- Directions:
Images do not belong in the copy. Retype all the entries below exactly.

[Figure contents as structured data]

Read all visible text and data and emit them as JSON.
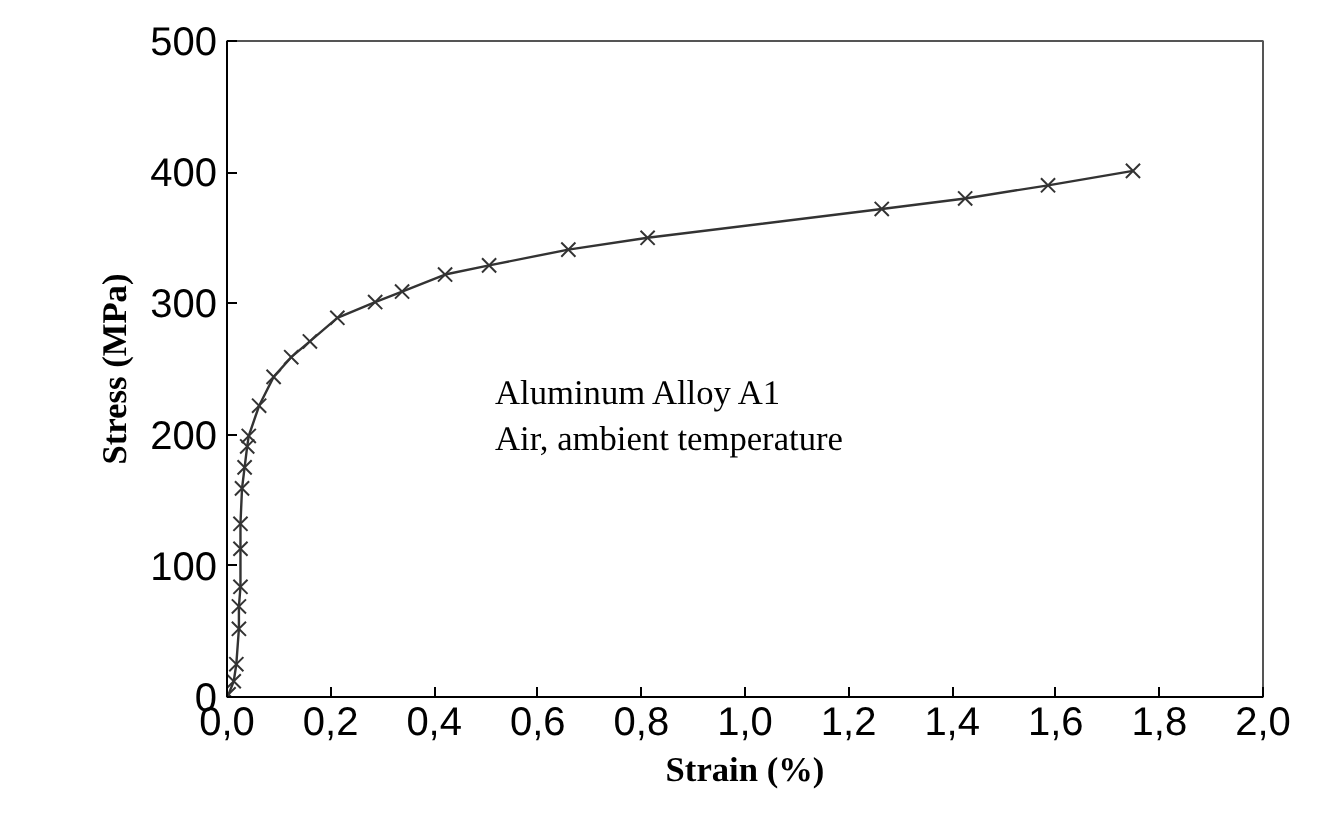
{
  "chart_data": {
    "type": "line",
    "xlabel": "Strain (%)",
    "ylabel": "Stress (MPa)",
    "annotations": [
      "Aluminum Alloy A1",
      "Air, ambient temperature"
    ],
    "x": [
      0.003,
      0.013,
      0.018,
      0.023,
      0.023,
      0.026,
      0.026,
      0.026,
      0.029,
      0.034,
      0.039,
      0.042,
      0.062,
      0.09,
      0.124,
      0.16,
      0.213,
      0.286,
      0.338,
      0.421,
      0.506,
      0.659,
      0.812,
      1.264,
      1.425,
      1.585,
      1.749
    ],
    "series": [
      {
        "color": "#333333",
        "values": [
          2,
          12,
          25,
          52,
          69,
          84,
          113,
          132,
          159,
          175,
          191,
          199,
          222,
          244,
          259,
          271,
          289,
          301,
          309,
          322,
          329,
          341,
          350,
          372,
          380,
          390,
          401
        ]
      }
    ],
    "xlim": [
      0,
      2
    ],
    "ylim": [
      0,
      500
    ],
    "xticks": [
      {
        "value": 0,
        "label": "0,0"
      },
      {
        "value": 0.2,
        "label": "0,2"
      },
      {
        "value": 0.4,
        "label": "0,4"
      },
      {
        "value": 0.6,
        "label": "0,6"
      },
      {
        "value": 0.8,
        "label": "0,8"
      },
      {
        "value": 1.0,
        "label": "1,0"
      },
      {
        "value": 1.2,
        "label": "1,2"
      },
      {
        "value": 1.4,
        "label": "1,4"
      },
      {
        "value": 1.6,
        "label": "1,6"
      },
      {
        "value": 1.8,
        "label": "1,8"
      },
      {
        "value": 2.0,
        "label": "2,0"
      }
    ],
    "yticks": [
      0,
      100,
      200,
      300,
      400,
      500
    ],
    "grid": false,
    "marker": "cross",
    "line_style": "solid"
  }
}
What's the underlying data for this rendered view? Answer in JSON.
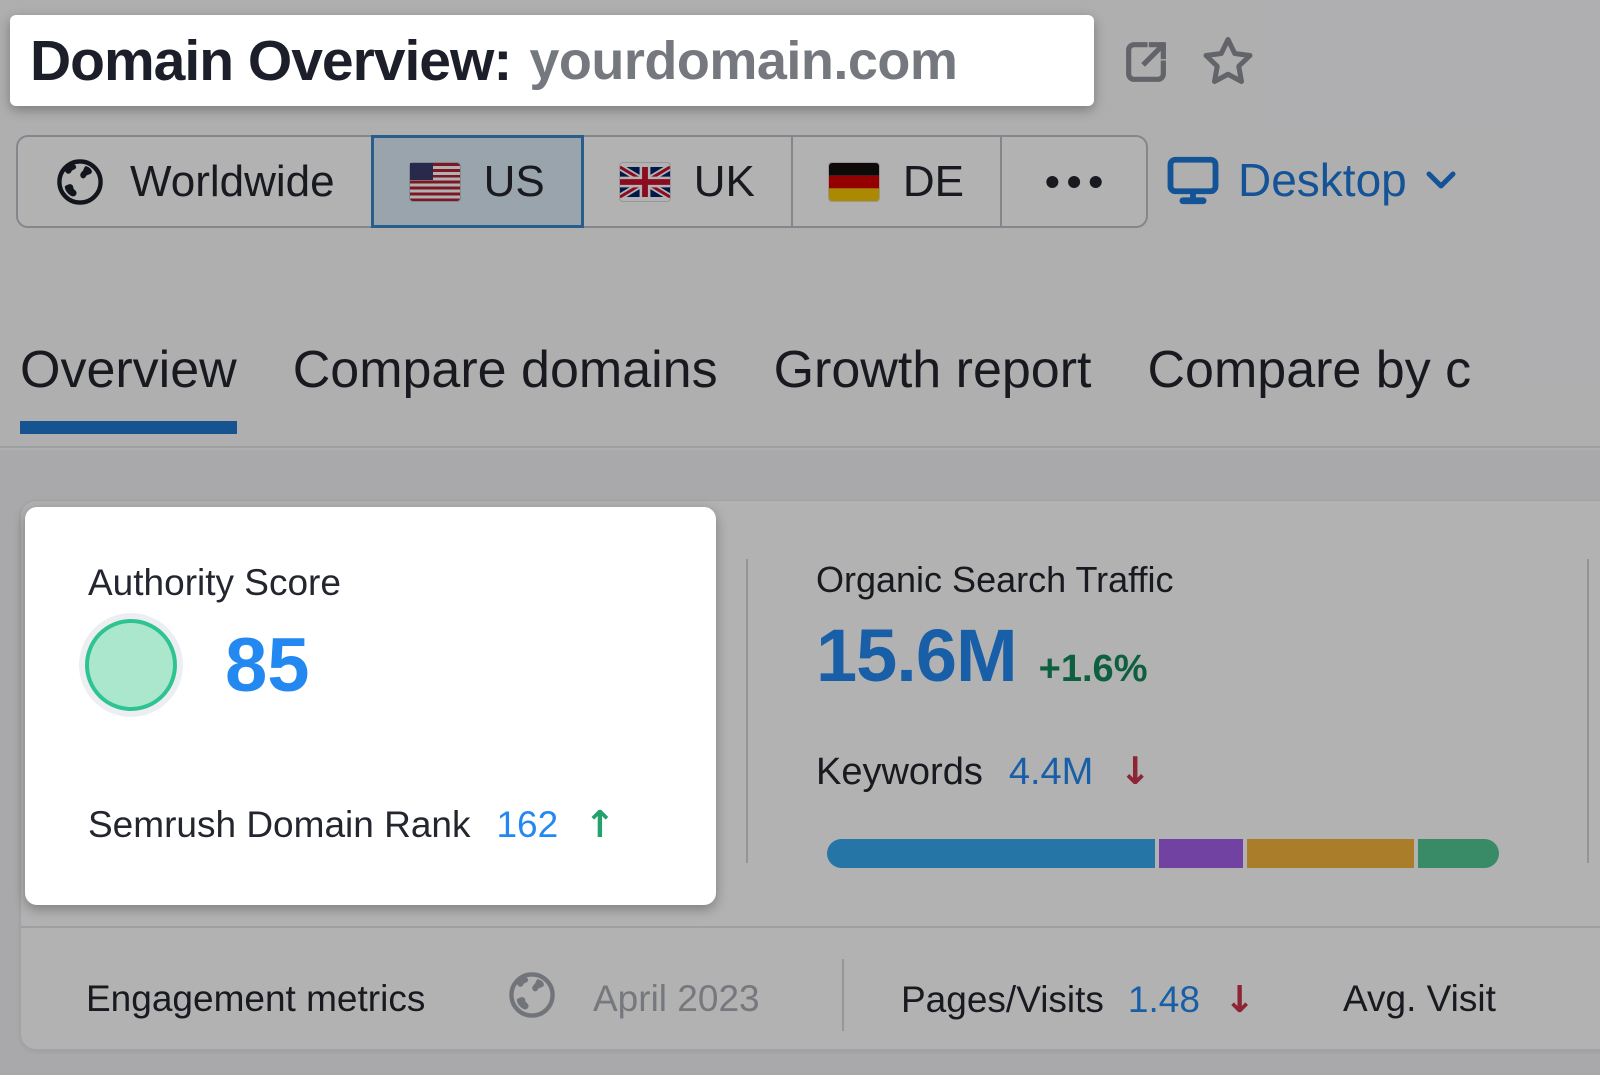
{
  "header": {
    "title": "Domain Overview:",
    "domain": "yourdomain.com"
  },
  "region_tabs": {
    "items": [
      {
        "label": "Worldwide",
        "icon": "globe-icon",
        "selected": false
      },
      {
        "label": "US",
        "icon": "us-flag-icon",
        "selected": true
      },
      {
        "label": "UK",
        "icon": "uk-flag-icon",
        "selected": false
      },
      {
        "label": "DE",
        "icon": "de-flag-icon",
        "selected": false
      },
      {
        "label": "•••",
        "icon": "more-dots",
        "selected": false
      }
    ]
  },
  "device_selector": {
    "label": "Desktop"
  },
  "nav_tabs": {
    "items": [
      {
        "label": "Overview",
        "active": true
      },
      {
        "label": "Compare domains",
        "active": false
      },
      {
        "label": "Growth report",
        "active": false
      },
      {
        "label": "Compare by c",
        "active": false
      }
    ]
  },
  "authority": {
    "title": "Authority Score",
    "score": "85",
    "rank_label": "Semrush Domain Rank",
    "rank_value": "162",
    "rank_trend_glyph": "↑"
  },
  "organic": {
    "title": "Organic Search Traffic",
    "value": "15.6M",
    "change": "+1.6%",
    "keywords_label": "Keywords",
    "keywords_value": "4.4M",
    "keywords_trend_glyph": "↓"
  },
  "traffic_bar": {
    "segments": [
      {
        "name": "blue",
        "color": "#35aaf0",
        "pct": 48.5
      },
      {
        "name": "purple",
        "color": "#a35fe8",
        "pct": 12.4
      },
      {
        "name": "gold",
        "color": "#f2b43c",
        "pct": 24.8
      },
      {
        "name": "green",
        "color": "#52c794",
        "pct": 12.0
      }
    ]
  },
  "engagement": {
    "title": "Engagement metrics",
    "period": "April 2023",
    "pages_visits_label": "Pages/Visits",
    "pages_visits_value": "1.48",
    "pages_visits_trend_glyph": "↓",
    "avg_visit_label": "Avg. Visit"
  },
  "colors": {
    "accent_blue": "#2389f0",
    "link_blue": "#1f78d8",
    "tab_underline": "#2077cf",
    "positive_green": "#15885c",
    "negative_red": "#cb3449",
    "score_circle_fill": "#abe7cd",
    "score_circle_ring": "#2ec492"
  }
}
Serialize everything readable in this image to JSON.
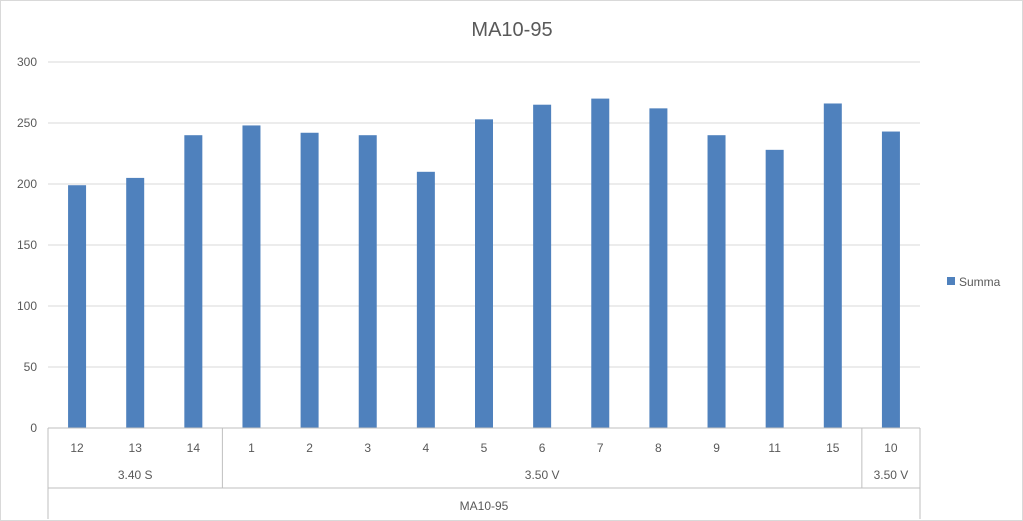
{
  "chart_data": {
    "type": "bar",
    "title": "MA10-95",
    "xlabel": "",
    "ylabel": "",
    "ylim": [
      0,
      300
    ],
    "yticks": [
      0,
      50,
      100,
      150,
      200,
      250,
      300
    ],
    "grid": true,
    "legend": "right",
    "bar_color": "#4f81bd",
    "categories": [
      "12",
      "13",
      "14",
      "1",
      "2",
      "3",
      "4",
      "5",
      "6",
      "7",
      "8",
      "9",
      "11",
      "15",
      "10"
    ],
    "category_groups": [
      {
        "label": "3.40 S",
        "span": 3
      },
      {
        "label": "3.50 V",
        "span": 11
      },
      {
        "label": "3.50 V",
        "span": 1
      }
    ],
    "top_group": {
      "label": "MA10-95",
      "span": 15
    },
    "series": [
      {
        "name": "Summa",
        "values": [
          199,
          205,
          240,
          248,
          242,
          240,
          210,
          253,
          265,
          270,
          262,
          240,
          228,
          266,
          243
        ]
      }
    ]
  }
}
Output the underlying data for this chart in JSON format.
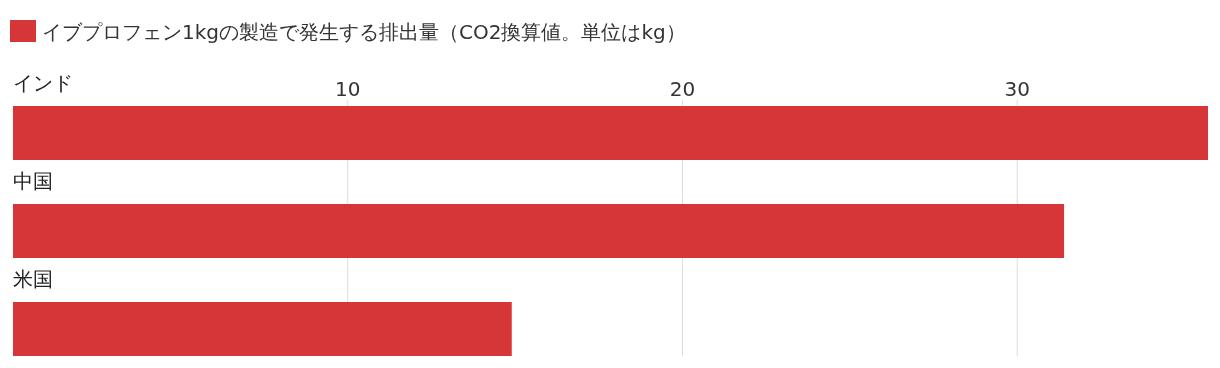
{
  "chart_data": {
    "type": "bar",
    "orientation": "horizontal",
    "categories": [
      "インド",
      "中国",
      "米国"
    ],
    "series": [
      {
        "name": "イブプロフェン1kgの製造で発生する排出量（CO2換算値。単位はkg）",
        "color": "#d63638",
        "values": [
          35.7,
          31.4,
          14.9
        ]
      }
    ],
    "xlim": [
      0,
      35.7
    ],
    "xticks": [
      10,
      20,
      30
    ],
    "grid": "x",
    "legend": "top left"
  }
}
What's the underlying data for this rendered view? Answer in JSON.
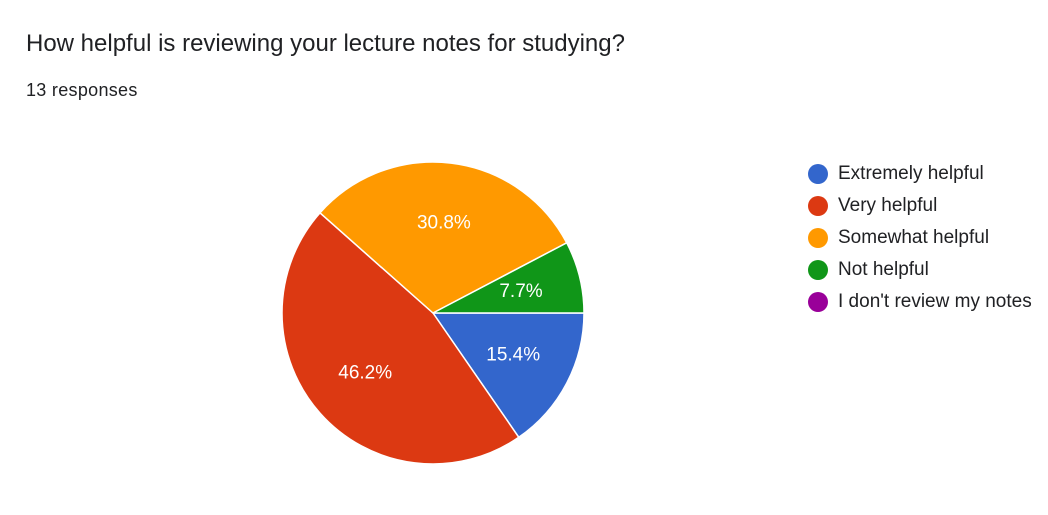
{
  "chart_data": {
    "type": "pie",
    "title": "How helpful is reviewing your lecture notes for studying?",
    "subtitle": "13 responses",
    "legend_position": "right",
    "categories": [
      "Extremely helpful",
      "Very helpful",
      "Somewhat helpful",
      "Not helpful",
      "I don't review my notes"
    ],
    "values": [
      2,
      6,
      4,
      1,
      0
    ],
    "labels": [
      "15.4%",
      "46.2%",
      "30.8%",
      "7.7%",
      ""
    ],
    "colors": [
      "#3366cc",
      "#dc3912",
      "#ff9900",
      "#109618",
      "#990099"
    ]
  }
}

- Response to this task:
Read all visible text and data and emit them as JSON.
{
  "chart_data": {
    "type": "line",
    "xlabel": "Strain (%)",
    "ylabel": "Stress (MPa)",
    "annotations": [
      "Aluminum Alloy A1",
      "Air, ambient temperature"
    ],
    "x": [
      0.003,
      0.013,
      0.018,
      0.023,
      0.023,
      0.026,
      0.026,
      0.026,
      0.029,
      0.034,
      0.039,
      0.042,
      0.062,
      0.09,
      0.124,
      0.16,
      0.213,
      0.286,
      0.338,
      0.421,
      0.506,
      0.659,
      0.812,
      1.264,
      1.425,
      1.585,
      1.749
    ],
    "series": [
      {
        "color": "#333333",
        "values": [
          2,
          12,
          25,
          52,
          69,
          84,
          113,
          132,
          159,
          175,
          191,
          199,
          222,
          244,
          259,
          271,
          289,
          301,
          309,
          322,
          329,
          341,
          350,
          372,
          380,
          390,
          401
        ]
      }
    ],
    "xlim": [
      0,
      2
    ],
    "ylim": [
      0,
      500
    ],
    "xticks": [
      {
        "value": 0,
        "label": "0,0"
      },
      {
        "value": 0.2,
        "label": "0,2"
      },
      {
        "value": 0.4,
        "label": "0,4"
      },
      {
        "value": 0.6,
        "label": "0,6"
      },
      {
        "value": 0.8,
        "label": "0,8"
      },
      {
        "value": 1.0,
        "label": "1,0"
      },
      {
        "value": 1.2,
        "label": "1,2"
      },
      {
        "value": 1.4,
        "label": "1,4"
      },
      {
        "value": 1.6,
        "label": "1,6"
      },
      {
        "value": 1.8,
        "label": "1,8"
      },
      {
        "value": 2.0,
        "label": "2,0"
      }
    ],
    "yticks": [
      0,
      100,
      200,
      300,
      400,
      500
    ],
    "grid": false,
    "marker": "cross",
    "line_style": "solid"
  }
}
What's the underlying data for this rendered view? Answer in JSON.
{
  "header": {
    "title": "Domain Overview:",
    "domain": "yourdomain.com"
  },
  "region_tabs": {
    "items": [
      {
        "label": "Worldwide",
        "icon": "globe-icon",
        "selected": false
      },
      {
        "label": "US",
        "icon": "us-flag-icon",
        "selected": true
      },
      {
        "label": "UK",
        "icon": "uk-flag-icon",
        "selected": false
      },
      {
        "label": "DE",
        "icon": "de-flag-icon",
        "selected": false
      },
      {
        "label": "•••",
        "icon": "more-dots",
        "selected": false
      }
    ]
  },
  "device_selector": {
    "label": "Desktop"
  },
  "nav_tabs": {
    "items": [
      {
        "label": "Overview",
        "active": true
      },
      {
        "label": "Compare domains",
        "active": false
      },
      {
        "label": "Growth report",
        "active": false
      },
      {
        "label": "Compare by c",
        "active": false
      }
    ]
  },
  "authority": {
    "title": "Authority Score",
    "score": "85",
    "rank_label": "Semrush Domain Rank",
    "rank_value": "162",
    "rank_trend_glyph": "↑"
  },
  "organic": {
    "title": "Organic Search Traffic",
    "value": "15.6M",
    "change": "+1.6%",
    "keywords_label": "Keywords",
    "keywords_value": "4.4M",
    "keywords_trend_glyph": "↓"
  },
  "traffic_bar": {
    "segments": [
      {
        "name": "blue",
        "color": "#35aaf0",
        "pct": 48.5
      },
      {
        "name": "purple",
        "color": "#a35fe8",
        "pct": 12.4
      },
      {
        "name": "gold",
        "color": "#f2b43c",
        "pct": 24.8
      },
      {
        "name": "green",
        "color": "#52c794",
        "pct": 12.0
      }
    ]
  },
  "engagement": {
    "title": "Engagement metrics",
    "period": "April 2023",
    "pages_visits_label": "Pages/Visits",
    "pages_visits_value": "1.48",
    "pages_visits_trend_glyph": "↓",
    "avg_visit_label": "Avg. Visit"
  },
  "colors": {
    "accent_blue": "#2389f0",
    "link_blue": "#1f78d8",
    "tab_underline": "#2077cf",
    "positive_green": "#15885c",
    "negative_red": "#cb3449",
    "score_circle_fill": "#abe7cd",
    "score_circle_ring": "#2ec492"
  }
}
Serialize everything readable in this image to JSON.
{
  "chart_data": {
    "type": "bar",
    "title": "MA10-95",
    "xlabel": "",
    "ylabel": "",
    "ylim": [
      0,
      300
    ],
    "yticks": [
      0,
      50,
      100,
      150,
      200,
      250,
      300
    ],
    "grid": true,
    "legend": "right",
    "bar_color": "#4f81bd",
    "categories": [
      "12",
      "13",
      "14",
      "1",
      "2",
      "3",
      "4",
      "5",
      "6",
      "7",
      "8",
      "9",
      "11",
      "15",
      "10"
    ],
    "category_groups": [
      {
        "label": "3.40 S",
        "span": 3
      },
      {
        "label": "3.50 V",
        "span": 11
      },
      {
        "label": "3.50 V",
        "span": 1
      }
    ],
    "top_group": {
      "label": "MA10-95",
      "span": 15
    },
    "series": [
      {
        "name": "Summa",
        "values": [
          199,
          205,
          240,
          248,
          242,
          240,
          210,
          253,
          265,
          270,
          262,
          240,
          228,
          266,
          243
        ]
      }
    ]
  }
}
Output the underlying data for this chart in JSON format.
{
  "chart_data": {
    "type": "bar",
    "orientation": "horizontal",
    "categories": [
      "インド",
      "中国",
      "米国"
    ],
    "series": [
      {
        "name": "イブプロフェン1kgの製造で発生する排出量（CO2換算値。単位はkg）",
        "color": "#d63638",
        "values": [
          35.7,
          31.4,
          14.9
        ]
      }
    ],
    "xlim": [
      0,
      35.7
    ],
    "xticks": [
      10,
      20,
      30
    ],
    "grid": "x",
    "legend": "top left"
  }
}
What's the underlying data for this rendered view? Answer in JSON.
{
  "chart_data": {
    "type": "pie",
    "title": "How helpful is reviewing your lecture notes for studying?",
    "subtitle": "13 responses",
    "legend_position": "right",
    "categories": [
      "Extremely helpful",
      "Very helpful",
      "Somewhat helpful",
      "Not helpful",
      "I don't review my notes"
    ],
    "values": [
      2,
      6,
      4,
      1,
      0
    ],
    "labels": [
      "15.4%",
      "46.2%",
      "30.8%",
      "7.7%",
      ""
    ],
    "colors": [
      "#3366cc",
      "#dc3912",
      "#ff9900",
      "#109618",
      "#990099"
    ]
  }
}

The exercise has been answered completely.